--- START OF Extracted entries ---
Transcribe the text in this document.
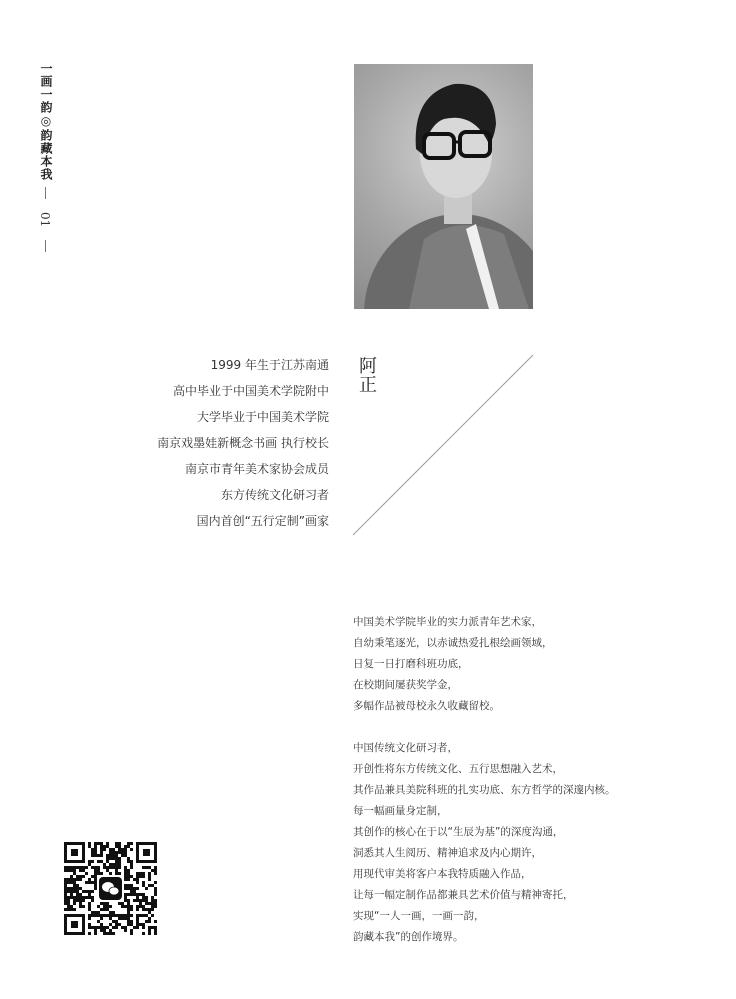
一画一韵◎韵藏本我
01
1999 年生于江苏南通
高中毕业于中国美术学院附中
大学毕业于中国美术学院
南京戏墨娃新概念书画 执行校长
南京市青年美术家协会成员
东方传统文化研习者
国内首创“五行定制”画家
阿正
中国美术学院毕业的实力派青年艺术家，
自幼秉笔逐光，以赤诚热爱扎根绘画领域，
日复一日打磨科班功底，
在校期间屡获奖学金，
多幅作品被母校永久收藏留校。
中国传统文化研习者，
开创性将东方传统文化、五行思想融入艺术，
其作品兼具美院科班的扎实功底、东方哲学的深邃内核。
每一幅画量身定制，
其创作的核心在于以“生辰为基”的深度沟通，
洞悉其人生阅历、精神追求及内心期许，
用现代审美将客户本我特质融入作品，
让每一幅定制作品都兼具艺术价值与精神寄托，
实现“一人一画，一画一韵，
韵藏本我”的创作境界。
--- END OF Extracted entries ---
What the exercise asks: Leaving out the pictures, repeat the data above exactly.

The reply:
Transcribe the text in this document.
一画一韵◎韵藏本我
01
1999 年生于江苏南通
高中毕业于中国美术学院附中
大学毕业于中国美术学院
南京戏墨娃新概念书画 执行校长
南京市青年美术家协会成员
东方传统文化研习者
国内首创“五行定制”画家
阿正
中国美术学院毕业的实力派青年艺术家，
自幼秉笔逐光，以赤诚热爱扎根绘画领域，
日复一日打磨科班功底，
在校期间屡获奖学金，
多幅作品被母校永久收藏留校。
中国传统文化研习者，
开创性将东方传统文化、五行思想融入艺术，
其作品兼具美院科班的扎实功底、东方哲学的深邃内核。
每一幅画量身定制，
其创作的核心在于以“生辰为基”的深度沟通，
洞悉其人生阅历、精神追求及内心期许，
用现代审美将客户本我特质融入作品，
让每一幅定制作品都兼具艺术价值与精神寄托，
实现“一人一画，一画一韵，
韵藏本我”的创作境界。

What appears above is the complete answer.